» **EXERCISE**
Count the lines below that include the word "company" and write that number alone.

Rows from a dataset
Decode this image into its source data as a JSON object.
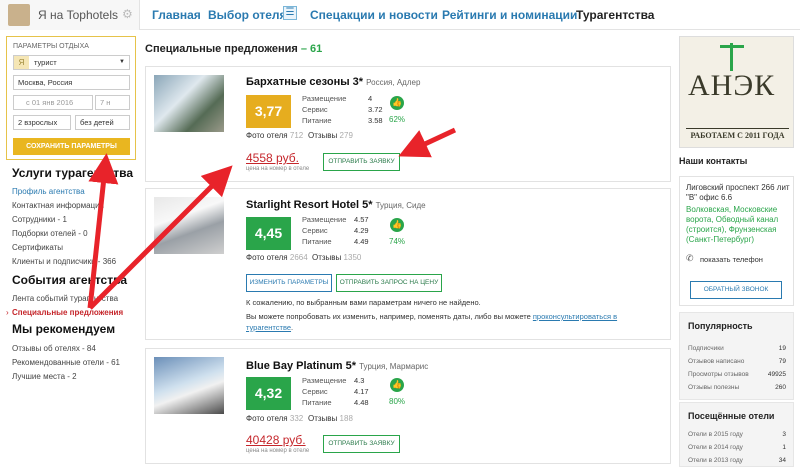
{
  "header": {
    "brand": "Я на Tophotels",
    "nav": [
      "Главная",
      "Выбор отеля",
      "Спецакции и новости",
      "Рейтинги и номинации",
      "Турагентства"
    ]
  },
  "params": {
    "title": "ПАРАМЕТРЫ ОТДЫХА",
    "user_type": "турист",
    "ya": "Я",
    "city": "Москва, Россия",
    "date": "с 01 янв 2016",
    "nights": "7 н",
    "adults": "2 взрослых",
    "kids": "без детей",
    "save": "СОХРАНИТЬ ПАРАМЕТРЫ"
  },
  "left": {
    "s1_title": "Услуги турагентства",
    "s1_items": [
      "Профиль агентства",
      "Контактная информация",
      "Сотрудники - 1",
      "Подборки отелей - 0",
      "Сертификаты",
      "Клиенты и подписчики - 366"
    ],
    "s2_title": "События агентства",
    "s2_items": [
      "Лента событий турагентства",
      "Специальные предложения"
    ],
    "s3_title": "Мы рекомендуем",
    "s3_items": [
      "Отзывы об отелях - 84",
      "Рекомендованные отели - 61",
      "Лучшие места - 2"
    ]
  },
  "main": {
    "title": "Специальные предложения",
    "count": "– 61",
    "labels": {
      "placement": "Размещение",
      "service": "Сервис",
      "food": "Питание",
      "photos": "Фото отеля",
      "reviews": "Отзывы",
      "price_sub": "цена на номер в отеле"
    },
    "hotels": [
      {
        "name": "Бархатные сезоны 3*",
        "location": "Россия, Адлер",
        "score": "3,77",
        "color": "#e6ad1f",
        "placement": "4",
        "service": "3.72",
        "food": "3.58",
        "pct": "62%",
        "photos": "712",
        "reviews": "279",
        "price": "4558 руб.",
        "btn": "ОТПРАВИТЬ ЗАЯВКУ"
      },
      {
        "name": "Starlight Resort Hotel 5*",
        "location": "Турция, Сиде",
        "score": "4,45",
        "color": "#2aa54a",
        "placement": "4.57",
        "service": "4.29",
        "food": "4.49",
        "pct": "74%",
        "photos": "2664",
        "reviews": "1350",
        "btn1": "ИЗМЕНИТЬ ПАРАМЕТРЫ",
        "btn2": "ОТПРАВИТЬ ЗАПРОС НА ЦЕНУ",
        "notice1": "К сожалению, по выбранным вами параметрам ничего не найдено.",
        "notice2": "Вы можете попробовать их изменить, например, поменять даты, либо вы можете",
        "notice_link": "проконсультироваться в турагентстве",
        "notice_end": "."
      },
      {
        "name": "Blue Bay Platinum 5*",
        "location": "Турция, Мармарис",
        "score": "4,32",
        "color": "#2aa54a",
        "placement": "4.3",
        "service": "4.17",
        "food": "4.48",
        "pct": "80%",
        "photos": "332",
        "reviews": "188",
        "price": "40428 руб.",
        "btn": "ОТПРАВИТЬ ЗАЯВКУ"
      }
    ]
  },
  "right": {
    "ad_line1": "АНЭК",
    "ad_line2": "РАБОТАЕМ С 2011 ГОДА",
    "contacts_title": "Наши контакты",
    "address": "Лиговский проспект 266 лит \"В\" офис 6.6",
    "metro": "Волковская, Московские ворота, Обводный канал (строится), Фрунзенская (Санкт-Петербург)",
    "phone": "показать телефон",
    "callback": "ОБРАТНЫЙ ЗВОНОК",
    "pop_title": "Популярность",
    "pop_rows": [
      {
        "label": "Подписчики",
        "value": "19"
      },
      {
        "label": "Отзывов написано",
        "value": "79"
      },
      {
        "label": "Просмотры отзывов",
        "value": "49925"
      },
      {
        "label": "Отзывы полезны",
        "value": "260"
      }
    ],
    "visited_title": "Посещённые отели",
    "visited_rows": [
      {
        "label": "Отели в 2015 году",
        "value": "3"
      },
      {
        "label": "Отели в 2014 году",
        "value": "1"
      },
      {
        "label": "Отели в 2013 году",
        "value": "34"
      }
    ]
  }
}
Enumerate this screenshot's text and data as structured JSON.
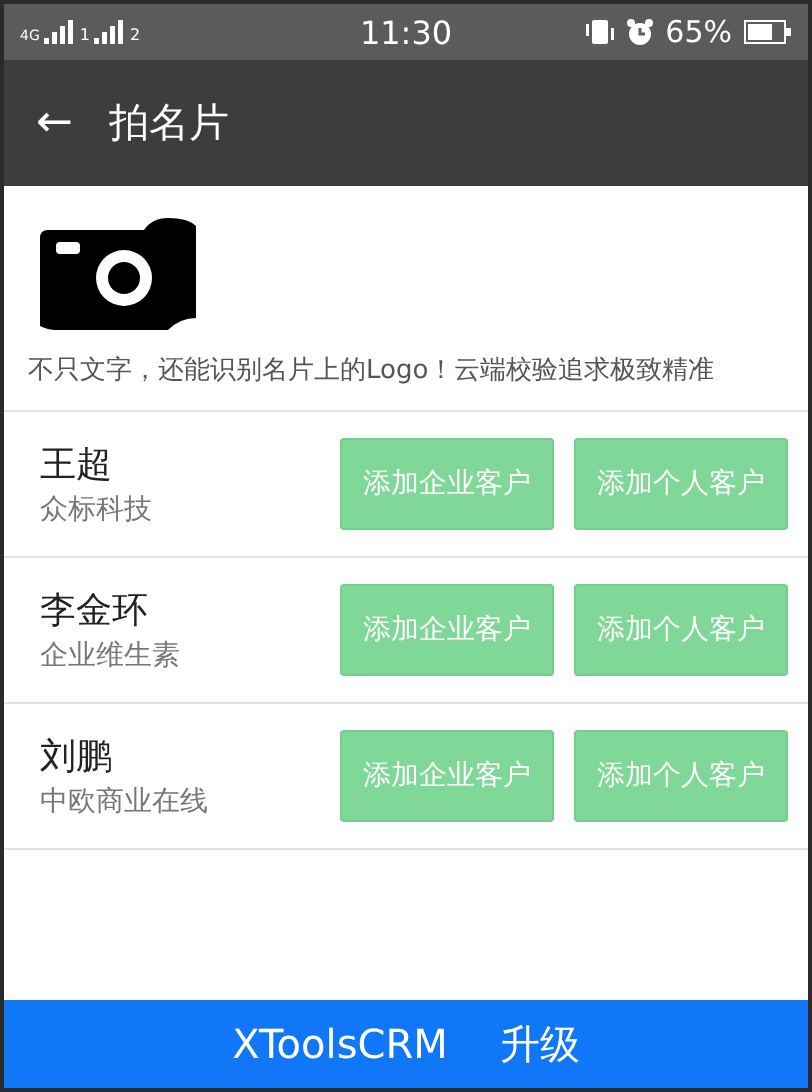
{
  "status_bar": {
    "network": "4G",
    "sim_1": "1",
    "sim_2": "2",
    "time": "11:30",
    "battery": "65%"
  },
  "header": {
    "back": "←",
    "title": "拍名片"
  },
  "intro": {
    "text": "不只文字，还能识别名片上的Logo！云端校验追求极致精准"
  },
  "contacts": [
    {
      "name": "王超",
      "company": "众标科技",
      "buttons": [
        "添加企业客户",
        "添加个人客户"
      ]
    },
    {
      "name": "李金环",
      "company": "企业维生素",
      "buttons": [
        "添加企业客户",
        "添加个人客户"
      ]
    },
    {
      "name": "刘鹏",
      "company": "中欧商业在线",
      "buttons": [
        "添加企业客户",
        "添加个人客户"
      ]
    }
  ],
  "footer": {
    "brand": "XToolsCRM",
    "action": "升级"
  }
}
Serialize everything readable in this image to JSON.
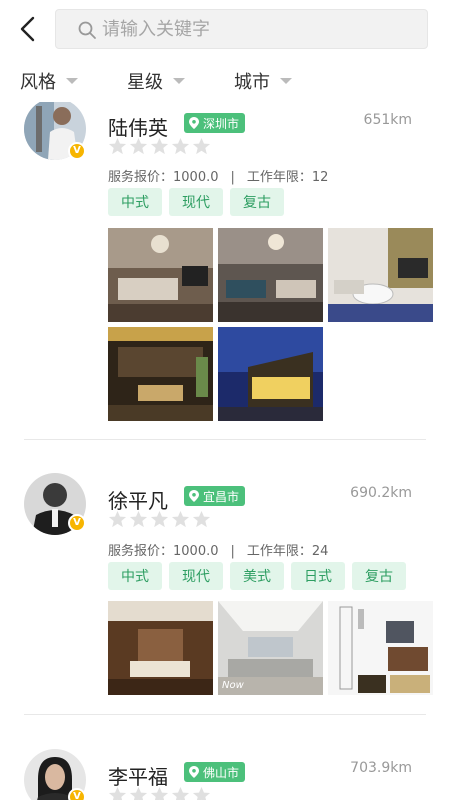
{
  "header": {
    "search_placeholder": "请输入关键字"
  },
  "filters": [
    {
      "label": "风格"
    },
    {
      "label": "星级"
    },
    {
      "label": "城市"
    }
  ],
  "designers": [
    {
      "name": "陆伟英",
      "city": "深圳市",
      "distance": "651km",
      "rating_stars": 0,
      "max_stars": 5,
      "price_label": "服务报价：1000.0",
      "separator": "|",
      "years_label": "工作年限：12",
      "badge": "V",
      "tags": [
        "中式",
        "现代",
        "复古"
      ],
      "photo_count": 5
    },
    {
      "name": "徐平凡",
      "city": "宜昌市",
      "distance": "690.2km",
      "rating_stars": 0,
      "max_stars": 5,
      "price_label": "服务报价：1000.0",
      "separator": "|",
      "years_label": "工作年限：24",
      "badge": "V",
      "tags": [
        "中式",
        "现代",
        "美式",
        "日式",
        "复古"
      ],
      "photo_count": 3,
      "photo_caption": "Now"
    },
    {
      "name": "李平福",
      "city": "佛山市",
      "distance": "703.9km",
      "rating_stars": 0,
      "max_stars": 5,
      "badge": "V"
    }
  ],
  "colors": {
    "accent_green": "#4cc07b",
    "tag_bg": "#e2f5ea",
    "tag_text": "#2e9e62",
    "badge_gold": "#f7b500",
    "star_empty": "#e0e0e0"
  }
}
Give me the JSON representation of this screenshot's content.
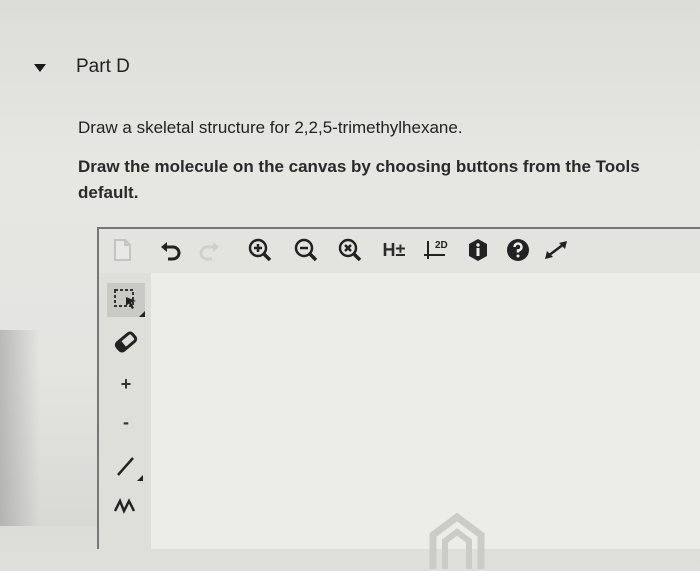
{
  "part": {
    "title": "Part D"
  },
  "question": {
    "prompt": "Draw a skeletal structure for 2,2,5-trimethylhexane.",
    "instructions_line1": "Draw the molecule on the canvas by choosing buttons from the Tools",
    "instructions_line2": "default."
  },
  "toolbar": {
    "items": [
      {
        "icon": "new-page-icon"
      },
      {
        "icon": "undo-icon"
      },
      {
        "icon": "redo-icon"
      },
      {
        "icon": "zoom-in-icon"
      },
      {
        "icon": "zoom-out-icon"
      },
      {
        "icon": "zoom-reset-icon"
      },
      {
        "label": "H±",
        "icon": "hydrogen-toggle-icon"
      },
      {
        "label": "2D",
        "icon": "clean-2d-icon"
      },
      {
        "icon": "info-icon"
      },
      {
        "icon": "help-icon"
      },
      {
        "icon": "expand-icon"
      }
    ]
  },
  "tools": {
    "items": [
      {
        "icon": "select-lasso-icon"
      },
      {
        "icon": "eraser-icon"
      },
      {
        "label": "+",
        "icon": "positive-charge-icon"
      },
      {
        "label": "-",
        "icon": "negative-charge-icon"
      },
      {
        "icon": "single-bond-icon"
      },
      {
        "icon": "chain-icon"
      }
    ]
  },
  "colors": {
    "background": "#e4e4e1",
    "text": "#222222",
    "border": "#777777"
  }
}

» **WRITTEN RESPONSE**
3